> **WRITTEN EXERCISE**: Copy out all of the material, matching it word for word.

> **RECORDS SUPPLIED**:
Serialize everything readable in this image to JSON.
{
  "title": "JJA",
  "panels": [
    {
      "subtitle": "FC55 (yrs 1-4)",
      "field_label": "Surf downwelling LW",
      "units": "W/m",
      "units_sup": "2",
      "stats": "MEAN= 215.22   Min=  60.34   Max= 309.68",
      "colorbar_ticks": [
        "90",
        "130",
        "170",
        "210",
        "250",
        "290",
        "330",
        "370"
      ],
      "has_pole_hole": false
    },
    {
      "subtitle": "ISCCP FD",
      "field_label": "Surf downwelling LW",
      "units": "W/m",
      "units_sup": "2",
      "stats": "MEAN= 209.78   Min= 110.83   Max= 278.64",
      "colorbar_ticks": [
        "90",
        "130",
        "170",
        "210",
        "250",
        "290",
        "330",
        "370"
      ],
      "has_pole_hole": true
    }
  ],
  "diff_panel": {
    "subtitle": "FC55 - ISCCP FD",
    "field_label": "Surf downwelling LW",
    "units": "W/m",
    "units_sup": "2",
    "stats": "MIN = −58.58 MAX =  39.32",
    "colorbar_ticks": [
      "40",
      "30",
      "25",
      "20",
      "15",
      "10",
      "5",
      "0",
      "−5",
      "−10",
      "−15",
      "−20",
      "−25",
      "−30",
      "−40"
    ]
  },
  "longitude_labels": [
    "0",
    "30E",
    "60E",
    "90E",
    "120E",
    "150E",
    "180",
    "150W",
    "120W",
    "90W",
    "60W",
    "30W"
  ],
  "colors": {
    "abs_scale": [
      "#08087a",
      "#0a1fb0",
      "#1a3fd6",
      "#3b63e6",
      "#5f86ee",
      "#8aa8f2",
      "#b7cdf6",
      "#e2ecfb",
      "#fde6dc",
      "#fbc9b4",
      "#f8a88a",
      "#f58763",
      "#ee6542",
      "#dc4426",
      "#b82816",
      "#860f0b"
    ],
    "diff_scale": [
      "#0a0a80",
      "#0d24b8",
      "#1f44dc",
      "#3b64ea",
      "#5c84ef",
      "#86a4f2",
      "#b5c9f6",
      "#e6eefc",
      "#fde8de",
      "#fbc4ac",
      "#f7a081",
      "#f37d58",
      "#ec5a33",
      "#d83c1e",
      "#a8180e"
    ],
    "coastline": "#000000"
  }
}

> **PROBLEM SOLUTION**:
Serialize everything readable in this image to JSON.
{
  "title": "JJA",
  "panels": [
    {
      "subtitle": "FC55 (yrs 1-4)",
      "field_label": "Surf downwelling LW",
      "units": "W/m",
      "units_sup": "2",
      "stats": "MEAN= 215.22   Min=  60.34   Max= 309.68",
      "colorbar_ticks": [
        "90",
        "130",
        "170",
        "210",
        "250",
        "290",
        "330",
        "370"
      ],
      "has_pole_hole": false
    },
    {
      "subtitle": "ISCCP FD",
      "field_label": "Surf downwelling LW",
      "units": "W/m",
      "units_sup": "2",
      "stats": "MEAN= 209.78   Min= 110.83   Max= 278.64",
      "colorbar_ticks": [
        "90",
        "130",
        "170",
        "210",
        "250",
        "290",
        "330",
        "370"
      ],
      "has_pole_hole": true
    }
  ],
  "diff_panel": {
    "subtitle": "FC55 - ISCCP FD",
    "field_label": "Surf downwelling LW",
    "units": "W/m",
    "units_sup": "2",
    "stats": "MIN = −58.58 MAX =  39.32",
    "colorbar_ticks": [
      "40",
      "30",
      "25",
      "20",
      "15",
      "10",
      "5",
      "0",
      "−5",
      "−10",
      "−15",
      "−20",
      "−25",
      "−30",
      "−40"
    ]
  },
  "longitude_labels": [
    "0",
    "30E",
    "60E",
    "90E",
    "120E",
    "150E",
    "180",
    "150W",
    "120W",
    "90W",
    "60W",
    "30W"
  ],
  "colors": {
    "abs_scale": [
      "#08087a",
      "#0a1fb0",
      "#1a3fd6",
      "#3b63e6",
      "#5f86ee",
      "#8aa8f2",
      "#b7cdf6",
      "#e2ecfb",
      "#fde6dc",
      "#fbc9b4",
      "#f8a88a",
      "#f58763",
      "#ee6542",
      "#dc4426",
      "#b82816",
      "#860f0b"
    ],
    "diff_scale": [
      "#0a0a80",
      "#0d24b8",
      "#1f44dc",
      "#3b64ea",
      "#5c84ef",
      "#86a4f2",
      "#b5c9f6",
      "#e6eefc",
      "#fde8de",
      "#fbc4ac",
      "#f7a081",
      "#f37d58",
      "#ec5a33",
      "#d83c1e",
      "#a8180e"
    ],
    "coastline": "#000000"
  }
}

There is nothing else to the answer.